§ Dataset content:
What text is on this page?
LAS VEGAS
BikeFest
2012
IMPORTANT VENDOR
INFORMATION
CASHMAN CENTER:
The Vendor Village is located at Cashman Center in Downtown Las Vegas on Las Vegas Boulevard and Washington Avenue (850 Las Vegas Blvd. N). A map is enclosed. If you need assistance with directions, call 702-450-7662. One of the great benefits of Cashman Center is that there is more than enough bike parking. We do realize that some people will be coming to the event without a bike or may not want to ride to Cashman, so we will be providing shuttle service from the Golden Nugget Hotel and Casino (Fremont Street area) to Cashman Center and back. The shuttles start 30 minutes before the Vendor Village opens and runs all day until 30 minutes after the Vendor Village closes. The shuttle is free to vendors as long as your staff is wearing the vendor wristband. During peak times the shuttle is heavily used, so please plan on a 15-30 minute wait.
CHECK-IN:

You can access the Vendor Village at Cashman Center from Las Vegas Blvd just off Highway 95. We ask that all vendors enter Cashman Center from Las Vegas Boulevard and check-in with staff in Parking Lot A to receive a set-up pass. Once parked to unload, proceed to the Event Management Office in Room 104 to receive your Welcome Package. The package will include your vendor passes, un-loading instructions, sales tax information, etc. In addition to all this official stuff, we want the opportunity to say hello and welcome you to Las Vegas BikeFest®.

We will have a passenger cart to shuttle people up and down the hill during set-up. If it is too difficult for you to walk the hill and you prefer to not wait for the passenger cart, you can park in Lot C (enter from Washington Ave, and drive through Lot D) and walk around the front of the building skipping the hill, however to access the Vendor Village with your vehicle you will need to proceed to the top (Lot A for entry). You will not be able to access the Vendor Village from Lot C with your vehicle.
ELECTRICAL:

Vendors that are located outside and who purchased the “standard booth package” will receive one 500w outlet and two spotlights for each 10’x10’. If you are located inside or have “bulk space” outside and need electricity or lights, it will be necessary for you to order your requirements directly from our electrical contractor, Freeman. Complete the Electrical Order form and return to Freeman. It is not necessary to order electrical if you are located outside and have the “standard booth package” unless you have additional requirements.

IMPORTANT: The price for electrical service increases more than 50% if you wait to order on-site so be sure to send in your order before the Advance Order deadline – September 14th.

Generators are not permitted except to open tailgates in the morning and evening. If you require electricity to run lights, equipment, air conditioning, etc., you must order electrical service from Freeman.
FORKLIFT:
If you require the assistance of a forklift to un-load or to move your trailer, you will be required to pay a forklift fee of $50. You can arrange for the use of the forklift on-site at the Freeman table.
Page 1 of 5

--

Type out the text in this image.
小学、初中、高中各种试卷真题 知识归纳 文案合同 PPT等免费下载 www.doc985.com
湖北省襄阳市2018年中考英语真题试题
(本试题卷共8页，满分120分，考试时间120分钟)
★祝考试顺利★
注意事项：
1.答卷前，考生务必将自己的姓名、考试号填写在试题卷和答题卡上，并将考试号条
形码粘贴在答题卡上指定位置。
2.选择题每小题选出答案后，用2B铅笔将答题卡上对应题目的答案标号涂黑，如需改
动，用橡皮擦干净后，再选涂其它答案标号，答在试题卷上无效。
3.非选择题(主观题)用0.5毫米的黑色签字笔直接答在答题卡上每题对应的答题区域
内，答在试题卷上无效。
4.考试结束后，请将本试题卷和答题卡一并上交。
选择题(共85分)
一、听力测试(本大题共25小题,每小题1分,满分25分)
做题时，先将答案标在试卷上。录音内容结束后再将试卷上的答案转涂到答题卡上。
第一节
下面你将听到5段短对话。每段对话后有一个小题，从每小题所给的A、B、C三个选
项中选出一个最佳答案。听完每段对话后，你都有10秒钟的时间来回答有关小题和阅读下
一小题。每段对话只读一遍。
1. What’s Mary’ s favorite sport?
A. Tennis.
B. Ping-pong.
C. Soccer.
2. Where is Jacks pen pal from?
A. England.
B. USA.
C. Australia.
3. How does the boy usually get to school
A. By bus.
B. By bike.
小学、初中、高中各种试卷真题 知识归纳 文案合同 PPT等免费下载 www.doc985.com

§ Exercise description: Search the records for the word "答在试题卷上无效" and copy every line where it occurs.

§ The completed task:
动，用橡皮擦干净后，再选涂其它答案标号，答在试题卷上无效。
内，答在试题卷上无效。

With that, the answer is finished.